(Source records)
- - - - -

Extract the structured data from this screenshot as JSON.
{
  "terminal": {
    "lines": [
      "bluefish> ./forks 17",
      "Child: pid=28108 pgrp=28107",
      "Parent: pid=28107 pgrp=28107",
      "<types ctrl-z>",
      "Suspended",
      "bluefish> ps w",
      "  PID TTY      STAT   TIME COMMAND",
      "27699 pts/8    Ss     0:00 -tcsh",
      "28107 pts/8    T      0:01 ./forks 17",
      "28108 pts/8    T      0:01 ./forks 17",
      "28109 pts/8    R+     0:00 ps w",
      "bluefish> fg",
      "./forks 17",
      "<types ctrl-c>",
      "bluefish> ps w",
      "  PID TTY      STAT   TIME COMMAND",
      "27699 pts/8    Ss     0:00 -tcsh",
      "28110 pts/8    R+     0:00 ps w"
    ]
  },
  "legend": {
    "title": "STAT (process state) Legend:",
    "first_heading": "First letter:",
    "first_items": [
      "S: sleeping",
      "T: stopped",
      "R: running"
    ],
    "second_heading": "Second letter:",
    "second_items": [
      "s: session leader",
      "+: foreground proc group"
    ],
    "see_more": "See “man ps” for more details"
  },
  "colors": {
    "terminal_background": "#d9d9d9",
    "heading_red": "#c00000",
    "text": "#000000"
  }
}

- - - - -

[Task prompt]: Give the entries once more, exactly as they appear.

[The reply]:
Extract the structured data from this screenshot as JSON.
{
  "terminal": {
    "lines": [
      "bluefish> ./forks 17",
      "Child: pid=28108 pgrp=28107",
      "Parent: pid=28107 pgrp=28107",
      "<types ctrl-z>",
      "Suspended",
      "bluefish> ps w",
      "  PID TTY      STAT   TIME COMMAND",
      "27699 pts/8    Ss     0:00 -tcsh",
      "28107 pts/8    T      0:01 ./forks 17",
      "28108 pts/8    T      0:01 ./forks 17",
      "28109 pts/8    R+     0:00 ps w",
      "bluefish> fg",
      "./forks 17",
      "<types ctrl-c>",
      "bluefish> ps w",
      "  PID TTY      STAT   TIME COMMAND",
      "27699 pts/8    Ss     0:00 -tcsh",
      "28110 pts/8    R+     0:00 ps w"
    ]
  },
  "legend": {
    "title": "STAT (process state) Legend:",
    "first_heading": "First letter:",
    "first_items": [
      "S: sleeping",
      "T: stopped",
      "R: running"
    ],
    "second_heading": "Second letter:",
    "second_items": [
      "s: session leader",
      "+: foreground proc group"
    ],
    "see_more": "See “man ps” for more details"
  },
  "colors": {
    "terminal_background": "#d9d9d9",
    "heading_red": "#c00000",
    "text": "#000000"
  }
}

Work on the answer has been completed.